Begin SUPPLIED INFORMATION

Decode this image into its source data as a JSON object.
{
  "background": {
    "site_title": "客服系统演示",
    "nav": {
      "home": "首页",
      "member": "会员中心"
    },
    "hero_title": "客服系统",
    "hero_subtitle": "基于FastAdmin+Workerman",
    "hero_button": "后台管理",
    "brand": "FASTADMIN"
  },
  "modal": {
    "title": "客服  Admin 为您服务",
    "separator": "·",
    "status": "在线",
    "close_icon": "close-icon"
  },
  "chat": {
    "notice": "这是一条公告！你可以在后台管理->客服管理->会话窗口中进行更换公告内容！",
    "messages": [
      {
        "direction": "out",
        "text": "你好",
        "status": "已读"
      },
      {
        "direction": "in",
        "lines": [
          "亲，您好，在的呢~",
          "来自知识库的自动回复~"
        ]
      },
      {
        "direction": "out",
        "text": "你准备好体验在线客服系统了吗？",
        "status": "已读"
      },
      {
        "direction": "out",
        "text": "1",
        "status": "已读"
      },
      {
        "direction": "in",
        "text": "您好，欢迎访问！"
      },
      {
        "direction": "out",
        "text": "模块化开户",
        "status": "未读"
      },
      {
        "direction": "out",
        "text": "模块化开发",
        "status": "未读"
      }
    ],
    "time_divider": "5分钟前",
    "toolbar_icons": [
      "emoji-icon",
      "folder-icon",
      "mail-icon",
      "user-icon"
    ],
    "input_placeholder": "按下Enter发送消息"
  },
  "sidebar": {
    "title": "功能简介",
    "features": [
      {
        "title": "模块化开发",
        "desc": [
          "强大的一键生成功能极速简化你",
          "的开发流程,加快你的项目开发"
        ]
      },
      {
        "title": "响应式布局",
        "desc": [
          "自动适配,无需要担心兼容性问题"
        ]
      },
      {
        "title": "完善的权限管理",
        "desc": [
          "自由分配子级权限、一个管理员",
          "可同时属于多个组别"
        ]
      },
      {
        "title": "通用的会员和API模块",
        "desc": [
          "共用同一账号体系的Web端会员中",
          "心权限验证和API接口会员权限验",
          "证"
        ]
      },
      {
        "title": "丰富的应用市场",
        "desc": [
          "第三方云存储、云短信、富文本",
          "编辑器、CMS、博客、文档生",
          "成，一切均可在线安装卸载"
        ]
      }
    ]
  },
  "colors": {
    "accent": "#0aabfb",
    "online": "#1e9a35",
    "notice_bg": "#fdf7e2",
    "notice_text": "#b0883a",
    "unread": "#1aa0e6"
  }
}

End SUPPLIED INFORMATION

THE PROBLEM:
Each entry is to be returned in full, character for character.

RESPONSE TO THIS EXERCISE:
Decode this image into its source data as a JSON object.
{
  "background": {
    "site_title": "客服系统演示",
    "nav": {
      "home": "首页",
      "member": "会员中心"
    },
    "hero_title": "客服系统",
    "hero_subtitle": "基于FastAdmin+Workerman",
    "hero_button": "后台管理",
    "brand": "FASTADMIN"
  },
  "modal": {
    "title": "客服  Admin 为您服务",
    "separator": "·",
    "status": "在线",
    "close_icon": "close-icon"
  },
  "chat": {
    "notice": "这是一条公告！你可以在后台管理->客服管理->会话窗口中进行更换公告内容！",
    "messages": [
      {
        "direction": "out",
        "text": "你好",
        "status": "已读"
      },
      {
        "direction": "in",
        "lines": [
          "亲，您好，在的呢~",
          "来自知识库的自动回复~"
        ]
      },
      {
        "direction": "out",
        "text": "你准备好体验在线客服系统了吗？",
        "status": "已读"
      },
      {
        "direction": "out",
        "text": "1",
        "status": "已读"
      },
      {
        "direction": "in",
        "text": "您好，欢迎访问！"
      },
      {
        "direction": "out",
        "text": "模块化开户",
        "status": "未读"
      },
      {
        "direction": "out",
        "text": "模块化开发",
        "status": "未读"
      }
    ],
    "time_divider": "5分钟前",
    "toolbar_icons": [
      "emoji-icon",
      "folder-icon",
      "mail-icon",
      "user-icon"
    ],
    "input_placeholder": "按下Enter发送消息"
  },
  "sidebar": {
    "title": "功能简介",
    "features": [
      {
        "title": "模块化开发",
        "desc": [
          "强大的一键生成功能极速简化你",
          "的开发流程,加快你的项目开发"
        ]
      },
      {
        "title": "响应式布局",
        "desc": [
          "自动适配,无需要担心兼容性问题"
        ]
      },
      {
        "title": "完善的权限管理",
        "desc": [
          "自由分配子级权限、一个管理员",
          "可同时属于多个组别"
        ]
      },
      {
        "title": "通用的会员和API模块",
        "desc": [
          "共用同一账号体系的Web端会员中",
          "心权限验证和API接口会员权限验",
          "证"
        ]
      },
      {
        "title": "丰富的应用市场",
        "desc": [
          "第三方云存储、云短信、富文本",
          "编辑器、CMS、博客、文档生",
          "成，一切均可在线安装卸载"
        ]
      }
    ]
  },
  "colors": {
    "accent": "#0aabfb",
    "online": "#1e9a35",
    "notice_bg": "#fdf7e2",
    "notice_text": "#b0883a",
    "unread": "#1aa0e6"
  }
}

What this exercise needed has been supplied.